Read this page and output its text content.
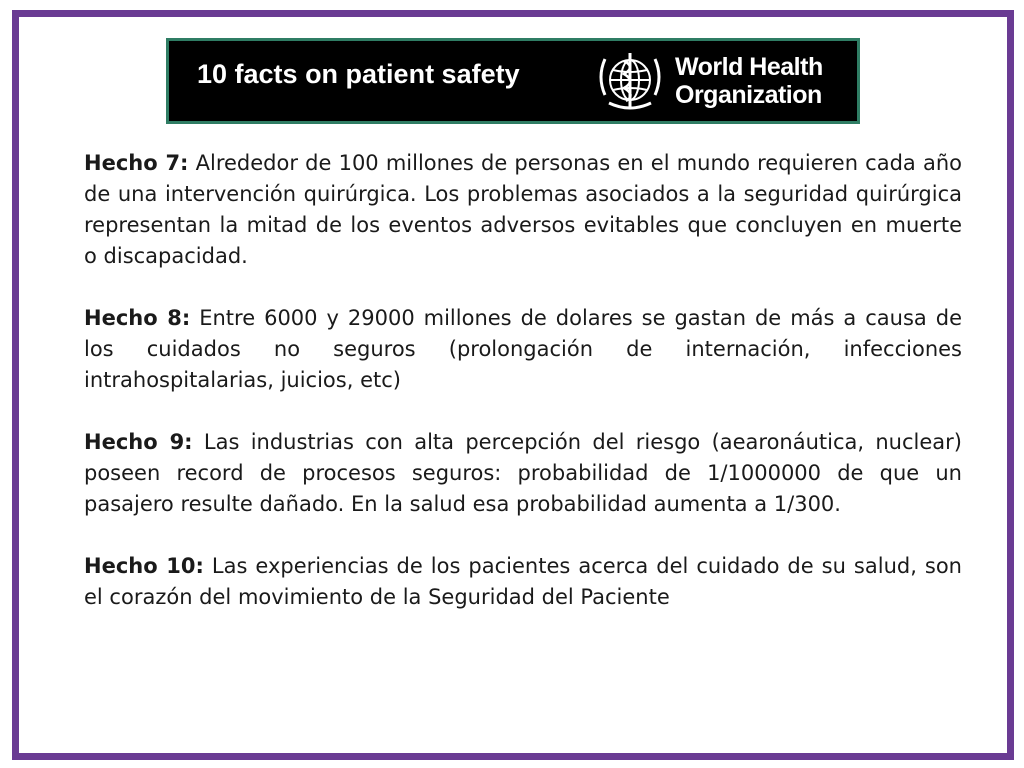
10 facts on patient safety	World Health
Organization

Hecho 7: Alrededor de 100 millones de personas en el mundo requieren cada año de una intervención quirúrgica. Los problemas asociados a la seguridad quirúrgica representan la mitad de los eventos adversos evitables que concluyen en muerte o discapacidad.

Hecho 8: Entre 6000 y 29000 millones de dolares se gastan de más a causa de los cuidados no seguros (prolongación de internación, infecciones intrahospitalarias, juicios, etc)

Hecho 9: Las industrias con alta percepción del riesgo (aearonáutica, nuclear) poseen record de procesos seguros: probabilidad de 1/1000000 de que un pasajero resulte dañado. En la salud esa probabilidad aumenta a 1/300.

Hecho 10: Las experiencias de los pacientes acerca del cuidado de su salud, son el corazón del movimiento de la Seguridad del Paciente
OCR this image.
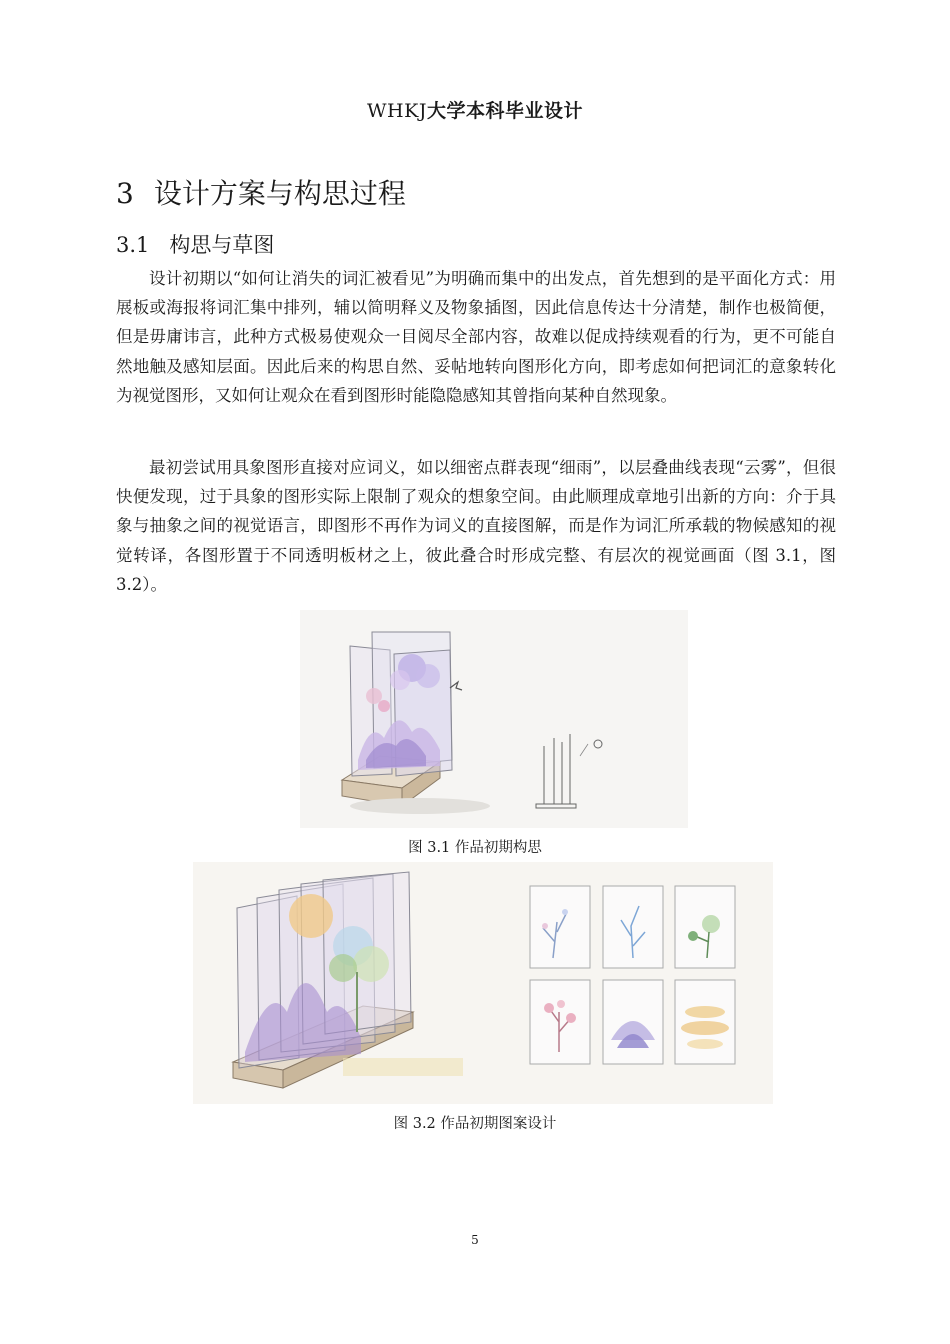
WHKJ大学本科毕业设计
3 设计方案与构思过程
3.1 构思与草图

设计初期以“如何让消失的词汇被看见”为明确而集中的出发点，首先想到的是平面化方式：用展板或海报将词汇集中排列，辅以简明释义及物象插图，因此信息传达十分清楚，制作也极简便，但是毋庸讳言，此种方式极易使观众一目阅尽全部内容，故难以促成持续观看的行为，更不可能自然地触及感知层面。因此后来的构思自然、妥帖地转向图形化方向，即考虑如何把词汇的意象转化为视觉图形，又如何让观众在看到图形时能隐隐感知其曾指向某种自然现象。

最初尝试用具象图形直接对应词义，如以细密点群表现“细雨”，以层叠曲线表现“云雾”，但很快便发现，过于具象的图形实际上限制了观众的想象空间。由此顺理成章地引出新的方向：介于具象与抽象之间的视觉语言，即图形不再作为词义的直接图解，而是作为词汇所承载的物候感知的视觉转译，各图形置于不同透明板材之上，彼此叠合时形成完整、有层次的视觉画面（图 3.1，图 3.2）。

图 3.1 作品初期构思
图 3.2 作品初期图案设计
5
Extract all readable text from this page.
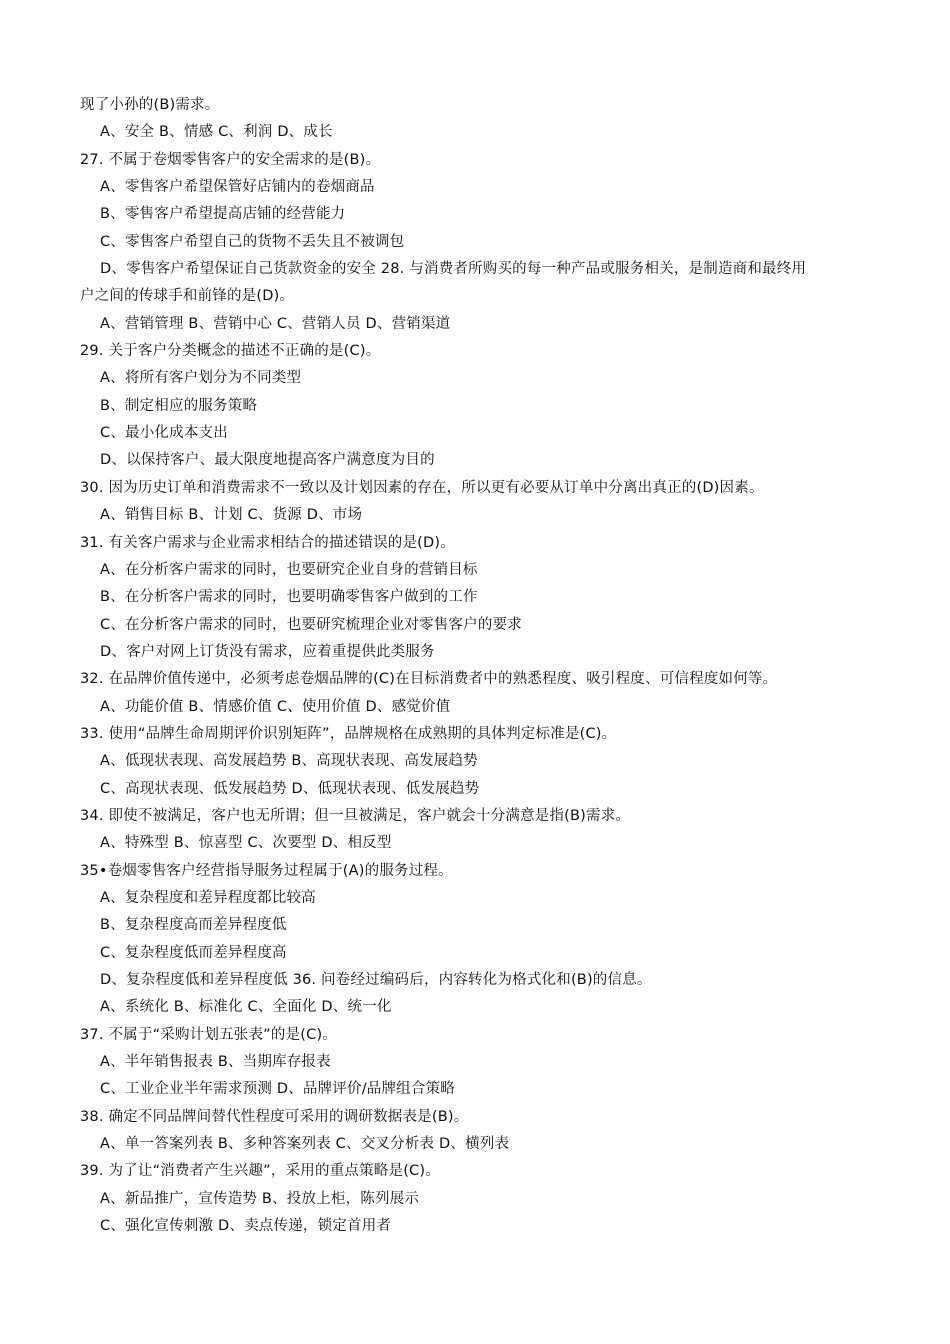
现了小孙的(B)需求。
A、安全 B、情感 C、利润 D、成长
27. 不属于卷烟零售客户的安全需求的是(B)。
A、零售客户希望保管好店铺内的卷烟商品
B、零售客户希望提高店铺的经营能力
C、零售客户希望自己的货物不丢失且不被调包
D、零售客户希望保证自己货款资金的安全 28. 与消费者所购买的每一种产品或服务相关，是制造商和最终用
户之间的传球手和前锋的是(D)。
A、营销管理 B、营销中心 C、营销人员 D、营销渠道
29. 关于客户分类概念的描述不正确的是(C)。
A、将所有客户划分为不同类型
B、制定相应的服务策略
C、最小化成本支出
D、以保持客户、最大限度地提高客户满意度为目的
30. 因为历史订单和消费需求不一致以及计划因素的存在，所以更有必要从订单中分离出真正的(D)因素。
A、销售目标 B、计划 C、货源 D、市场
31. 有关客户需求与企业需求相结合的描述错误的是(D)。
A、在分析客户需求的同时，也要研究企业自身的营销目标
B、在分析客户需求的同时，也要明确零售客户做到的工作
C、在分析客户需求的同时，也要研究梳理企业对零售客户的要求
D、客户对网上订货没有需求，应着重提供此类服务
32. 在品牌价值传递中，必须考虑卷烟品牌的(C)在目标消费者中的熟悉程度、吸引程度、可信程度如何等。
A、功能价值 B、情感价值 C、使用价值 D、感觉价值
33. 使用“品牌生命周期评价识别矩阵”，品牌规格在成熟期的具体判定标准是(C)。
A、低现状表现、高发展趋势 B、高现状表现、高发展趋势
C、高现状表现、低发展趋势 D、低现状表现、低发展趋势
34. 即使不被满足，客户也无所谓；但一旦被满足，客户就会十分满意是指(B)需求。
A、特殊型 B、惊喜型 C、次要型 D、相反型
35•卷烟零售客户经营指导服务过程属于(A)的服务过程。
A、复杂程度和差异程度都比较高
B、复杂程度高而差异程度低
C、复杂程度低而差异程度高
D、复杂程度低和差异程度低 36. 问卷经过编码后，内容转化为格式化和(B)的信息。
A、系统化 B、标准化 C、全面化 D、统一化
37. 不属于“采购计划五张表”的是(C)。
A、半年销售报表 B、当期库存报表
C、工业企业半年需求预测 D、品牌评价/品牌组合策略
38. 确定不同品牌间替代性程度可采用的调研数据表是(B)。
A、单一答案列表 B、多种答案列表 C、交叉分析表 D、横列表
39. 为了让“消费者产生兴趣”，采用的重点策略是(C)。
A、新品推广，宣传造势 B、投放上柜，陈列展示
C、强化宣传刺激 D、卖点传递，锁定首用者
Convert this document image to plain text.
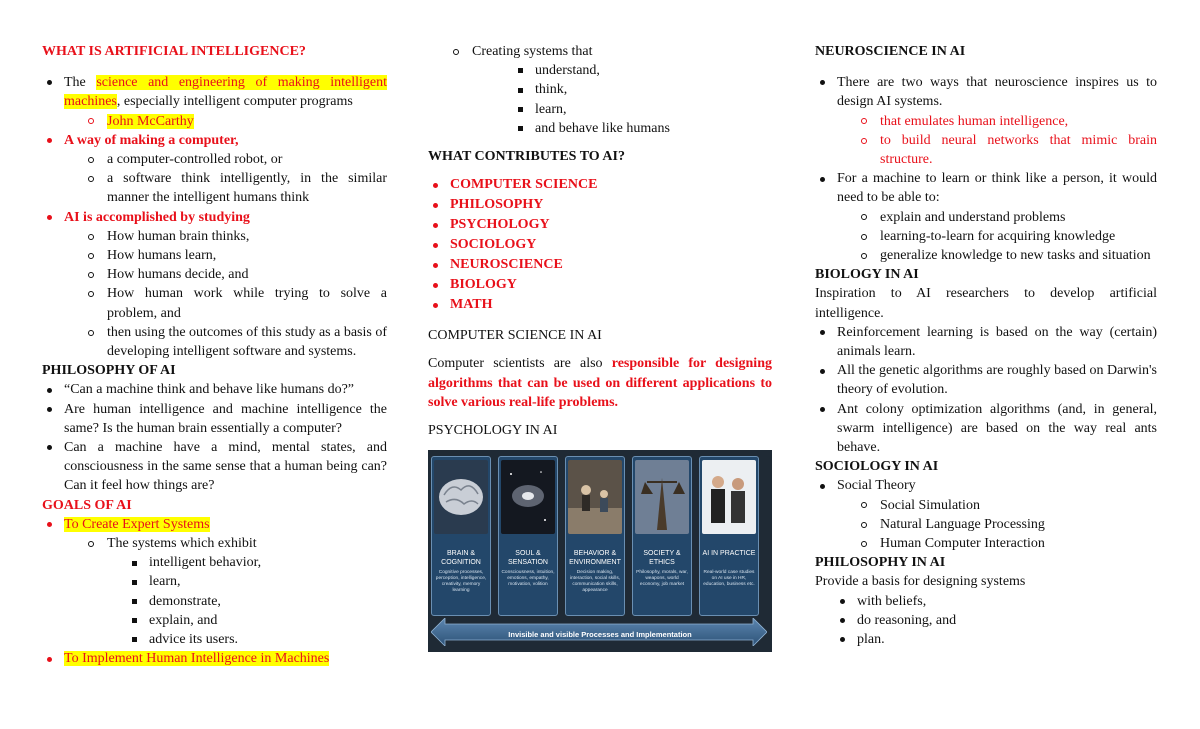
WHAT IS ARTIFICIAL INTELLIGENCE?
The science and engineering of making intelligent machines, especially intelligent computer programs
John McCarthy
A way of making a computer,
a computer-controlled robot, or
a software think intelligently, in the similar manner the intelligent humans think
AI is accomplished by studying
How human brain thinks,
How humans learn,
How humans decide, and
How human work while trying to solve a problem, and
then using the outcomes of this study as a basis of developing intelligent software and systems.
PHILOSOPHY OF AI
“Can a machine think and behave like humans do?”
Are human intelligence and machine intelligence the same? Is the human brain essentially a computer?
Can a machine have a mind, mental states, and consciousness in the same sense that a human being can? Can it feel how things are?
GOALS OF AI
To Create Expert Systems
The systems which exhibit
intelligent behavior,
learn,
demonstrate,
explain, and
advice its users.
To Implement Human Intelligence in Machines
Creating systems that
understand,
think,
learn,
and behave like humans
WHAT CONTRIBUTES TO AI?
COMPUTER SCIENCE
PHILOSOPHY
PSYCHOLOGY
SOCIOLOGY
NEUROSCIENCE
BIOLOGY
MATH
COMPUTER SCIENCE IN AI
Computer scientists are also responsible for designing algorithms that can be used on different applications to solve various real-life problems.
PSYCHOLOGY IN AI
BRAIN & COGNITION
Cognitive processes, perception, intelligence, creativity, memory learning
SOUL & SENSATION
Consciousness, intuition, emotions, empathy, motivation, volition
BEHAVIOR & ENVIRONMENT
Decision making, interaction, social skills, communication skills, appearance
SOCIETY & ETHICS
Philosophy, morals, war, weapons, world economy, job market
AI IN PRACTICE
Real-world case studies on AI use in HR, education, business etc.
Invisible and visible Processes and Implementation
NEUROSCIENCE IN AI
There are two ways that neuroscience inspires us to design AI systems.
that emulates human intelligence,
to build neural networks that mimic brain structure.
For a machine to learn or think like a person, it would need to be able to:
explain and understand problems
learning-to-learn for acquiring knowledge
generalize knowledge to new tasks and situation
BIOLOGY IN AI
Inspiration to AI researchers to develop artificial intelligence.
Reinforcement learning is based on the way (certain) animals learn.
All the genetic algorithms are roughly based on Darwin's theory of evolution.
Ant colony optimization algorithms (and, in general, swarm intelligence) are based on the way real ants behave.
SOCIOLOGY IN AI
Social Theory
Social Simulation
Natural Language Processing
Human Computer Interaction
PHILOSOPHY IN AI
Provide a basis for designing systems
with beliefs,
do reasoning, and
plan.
* * *
> _YOUR INSTRUCTIONS_
For each line in the data above that contains the string "intelligent", extract the line.

> _REPLY_
The science and engineering of making intelligent machines, especially intelligent computer programs
a software think intelligently, in the similar manner the intelligent humans think
then using the outcomes of this study as a basis of developing intelligent software and systems.
intelligent behavior,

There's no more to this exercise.